## Problem statement
Reproduce all entries precisely, down to the last character.
-- Begin Material supplied --
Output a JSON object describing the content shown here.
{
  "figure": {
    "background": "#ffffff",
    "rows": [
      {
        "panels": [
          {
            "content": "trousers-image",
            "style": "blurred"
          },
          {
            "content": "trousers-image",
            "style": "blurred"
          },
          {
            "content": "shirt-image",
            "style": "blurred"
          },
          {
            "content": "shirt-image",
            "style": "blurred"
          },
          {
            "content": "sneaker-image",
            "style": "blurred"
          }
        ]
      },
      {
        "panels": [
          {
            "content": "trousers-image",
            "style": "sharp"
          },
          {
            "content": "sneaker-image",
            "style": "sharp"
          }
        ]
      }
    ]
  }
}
-- End Material supplied --
## Solution to this task
Output a JSON object describing the content shown here.
{
  "figure": {
    "background": "#ffffff",
    "rows": [
      {
        "panels": [
          {
            "content": "trousers-image",
            "style": "blurred"
          },
          {
            "content": "trousers-image",
            "style": "blurred"
          },
          {
            "content": "shirt-image",
            "style": "blurred"
          },
          {
            "content": "shirt-image",
            "style": "blurred"
          },
          {
            "content": "sneaker-image",
            "style": "blurred"
          }
        ]
      },
      {
        "panels": [
          {
            "content": "trousers-image",
            "style": "sharp"
          },
          {
            "content": "sneaker-image",
            "style": "sharp"
          }
        ]
      }
    ]
  }
}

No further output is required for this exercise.